(begin)
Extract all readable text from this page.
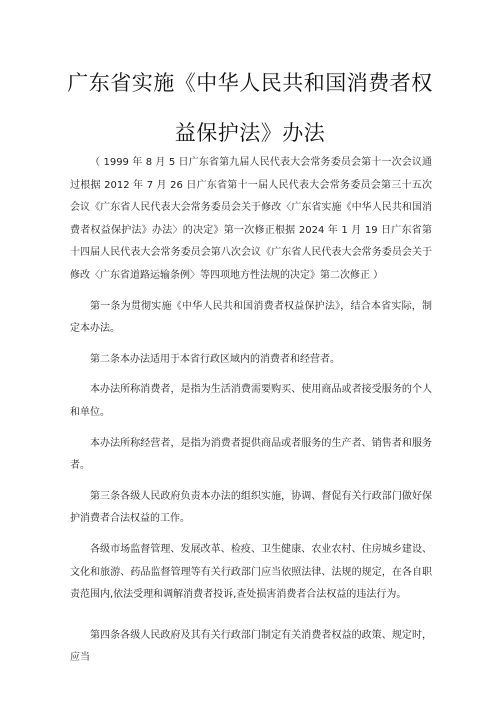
广东省实施《中华人民共和国消费者权益保护法》办法

（ 1999 年 8 月 5 日广东省第九届人民代表大会常务委员会第十一次会议通过根据 2012 年 7 月 26 日广东省第十一届人民代表大会常务委员会第三十五次会议《广东省人民代表大会常务委员会关于修改〈广东省实施《中华人民共和国消费者权益保护法》办法〉的决定》第一次修正根据 2024 年 1 月 19 日广东省第十四届人民代表大会常务委员会第八次会议《广东省人民代表大会常务委员会关于修改〈广东省道路运输条例〉等四项地方性法规的决定》第二次修正 ）

第一条为贯彻实施《中华人民共和国消费者权益保护法》，结合本省实际，制定本办法。

第二条本办法适用于本省行政区域内的消费者和经营者。

本办法所称消费者，是指为生活消费需要购买、使用商品或者接受服务的个人和单位。

本办法所称经营者，是指为消费者提供商品或者服务的生产者、销售者和服务者。

第三条各级人民政府负责本办法的组织实施，协调、督促有关行政部门做好保护消费者合法权益的工作。

各级市场监督管理、发展改革、检疫、卫生健康、农业农村、住房城乡建设、文化和旅游、药品监督管理等有关行政部门应当依照法律、法规的规定，在各自职责范围内,依法受理和调解消费者投诉,查处损害消费者合法权益的违法行为。

第四条各级人民政府及其有关行政部门制定有关消费者权益的政策、规定时，应当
(end)
Report all lines of the material that contain the word "中华人民共和国消费者权益保护法".

广东省实施《中华人民共和国消费者权益保护法》办法
（ 1999 年 8 月 5 日广东省第九届人民代表大会常务委员会第十一次会议通过根据 2012 年 7 月 26 日广东省第十一届人民代表大会常务委员会第三十五次会议《广东省人民代表大会常务委员会关于修改〈广东省实施《中华人民共和国消费者权益保护法》办法〉的决定》第一次修正根据 2024 年 1 月 19 日广东省第十四届人民代表大会常务委员会第八次会议《广东省人民代表大会常务委员会关于修改〈广东省道路运输条例〉等四项地方性法规的决定》第二次修正 ）
第一条为贯彻实施《中华人民共和国消费者权益保护法》，结合本省实际，制定本办法。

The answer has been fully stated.